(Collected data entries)
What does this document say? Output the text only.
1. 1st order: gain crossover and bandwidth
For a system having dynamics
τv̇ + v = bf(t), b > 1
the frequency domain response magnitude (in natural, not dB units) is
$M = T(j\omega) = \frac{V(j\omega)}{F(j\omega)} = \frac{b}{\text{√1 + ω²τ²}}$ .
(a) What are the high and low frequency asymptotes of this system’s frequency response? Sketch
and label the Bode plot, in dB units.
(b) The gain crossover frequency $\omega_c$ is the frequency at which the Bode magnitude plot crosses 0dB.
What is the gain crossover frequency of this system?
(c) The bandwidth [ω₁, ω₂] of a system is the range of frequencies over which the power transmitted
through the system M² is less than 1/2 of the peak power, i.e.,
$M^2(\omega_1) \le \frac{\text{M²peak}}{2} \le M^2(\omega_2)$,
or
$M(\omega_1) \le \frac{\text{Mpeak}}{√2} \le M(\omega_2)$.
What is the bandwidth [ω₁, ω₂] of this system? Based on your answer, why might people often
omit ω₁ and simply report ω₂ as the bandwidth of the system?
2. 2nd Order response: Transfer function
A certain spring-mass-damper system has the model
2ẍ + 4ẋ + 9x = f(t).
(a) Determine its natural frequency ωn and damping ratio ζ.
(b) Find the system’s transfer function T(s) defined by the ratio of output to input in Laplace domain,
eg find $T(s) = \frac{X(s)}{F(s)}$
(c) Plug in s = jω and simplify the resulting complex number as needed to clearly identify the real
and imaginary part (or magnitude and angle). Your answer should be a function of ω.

→ JOB:
Copy all lines from the data that hold the word "Bode".

→ ANSWER FOR THIS EXERCISE:
and label the Bode plot, in dB units.
(b) The gain crossover frequency $\omega_c$ is the frequency at which the Bode magnitude plot crosses 0dB.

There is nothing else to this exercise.